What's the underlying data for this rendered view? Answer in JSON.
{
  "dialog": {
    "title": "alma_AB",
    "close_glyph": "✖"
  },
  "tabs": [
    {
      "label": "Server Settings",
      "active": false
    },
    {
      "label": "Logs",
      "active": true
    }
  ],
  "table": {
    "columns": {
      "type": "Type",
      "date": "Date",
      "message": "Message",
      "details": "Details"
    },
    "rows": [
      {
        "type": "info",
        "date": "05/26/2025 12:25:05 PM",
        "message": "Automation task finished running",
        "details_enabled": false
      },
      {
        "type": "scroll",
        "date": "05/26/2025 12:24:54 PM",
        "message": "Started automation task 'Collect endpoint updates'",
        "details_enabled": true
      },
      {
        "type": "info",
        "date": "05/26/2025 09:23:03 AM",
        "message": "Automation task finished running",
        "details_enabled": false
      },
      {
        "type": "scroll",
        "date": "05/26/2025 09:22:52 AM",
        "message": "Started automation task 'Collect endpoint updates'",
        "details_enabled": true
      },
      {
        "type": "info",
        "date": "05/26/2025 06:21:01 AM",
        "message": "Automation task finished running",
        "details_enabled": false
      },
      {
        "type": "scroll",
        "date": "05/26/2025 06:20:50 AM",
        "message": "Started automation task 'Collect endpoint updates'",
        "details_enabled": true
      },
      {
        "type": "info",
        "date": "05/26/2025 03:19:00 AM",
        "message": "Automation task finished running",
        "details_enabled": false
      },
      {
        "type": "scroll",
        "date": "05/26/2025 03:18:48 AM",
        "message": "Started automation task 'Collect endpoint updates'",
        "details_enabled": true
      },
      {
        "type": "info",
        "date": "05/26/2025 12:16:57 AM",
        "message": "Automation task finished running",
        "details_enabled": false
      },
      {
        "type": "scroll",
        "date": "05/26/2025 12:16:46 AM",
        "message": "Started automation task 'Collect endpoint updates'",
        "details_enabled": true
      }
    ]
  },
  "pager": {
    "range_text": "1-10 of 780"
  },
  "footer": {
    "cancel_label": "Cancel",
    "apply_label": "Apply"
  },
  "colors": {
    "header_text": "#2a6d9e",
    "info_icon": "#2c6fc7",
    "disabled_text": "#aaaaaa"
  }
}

## WORK INSTRUCTIONS
Quote the listing in full, please, keeping every line exact.

## RIGHT ANSWER
What's the underlying data for this rendered view? Answer in JSON.
{
  "dialog": {
    "title": "alma_AB",
    "close_glyph": "✖"
  },
  "tabs": [
    {
      "label": "Server Settings",
      "active": false
    },
    {
      "label": "Logs",
      "active": true
    }
  ],
  "table": {
    "columns": {
      "type": "Type",
      "date": "Date",
      "message": "Message",
      "details": "Details"
    },
    "rows": [
      {
        "type": "info",
        "date": "05/26/2025 12:25:05 PM",
        "message": "Automation task finished running",
        "details_enabled": false
      },
      {
        "type": "scroll",
        "date": "05/26/2025 12:24:54 PM",
        "message": "Started automation task 'Collect endpoint updates'",
        "details_enabled": true
      },
      {
        "type": "info",
        "date": "05/26/2025 09:23:03 AM",
        "message": "Automation task finished running",
        "details_enabled": false
      },
      {
        "type": "scroll",
        "date": "05/26/2025 09:22:52 AM",
        "message": "Started automation task 'Collect endpoint updates'",
        "details_enabled": true
      },
      {
        "type": "info",
        "date": "05/26/2025 06:21:01 AM",
        "message": "Automation task finished running",
        "details_enabled": false
      },
      {
        "type": "scroll",
        "date": "05/26/2025 06:20:50 AM",
        "message": "Started automation task 'Collect endpoint updates'",
        "details_enabled": true
      },
      {
        "type": "info",
        "date": "05/26/2025 03:19:00 AM",
        "message": "Automation task finished running",
        "details_enabled": false
      },
      {
        "type": "scroll",
        "date": "05/26/2025 03:18:48 AM",
        "message": "Started automation task 'Collect endpoint updates'",
        "details_enabled": true
      },
      {
        "type": "info",
        "date": "05/26/2025 12:16:57 AM",
        "message": "Automation task finished running",
        "details_enabled": false
      },
      {
        "type": "scroll",
        "date": "05/26/2025 12:16:46 AM",
        "message": "Started automation task 'Collect endpoint updates'",
        "details_enabled": true
      }
    ]
  },
  "pager": {
    "range_text": "1-10 of 780"
  },
  "footer": {
    "cancel_label": "Cancel",
    "apply_label": "Apply"
  },
  "colors": {
    "header_text": "#2a6d9e",
    "info_icon": "#2c6fc7",
    "disabled_text": "#aaaaaa"
  }
}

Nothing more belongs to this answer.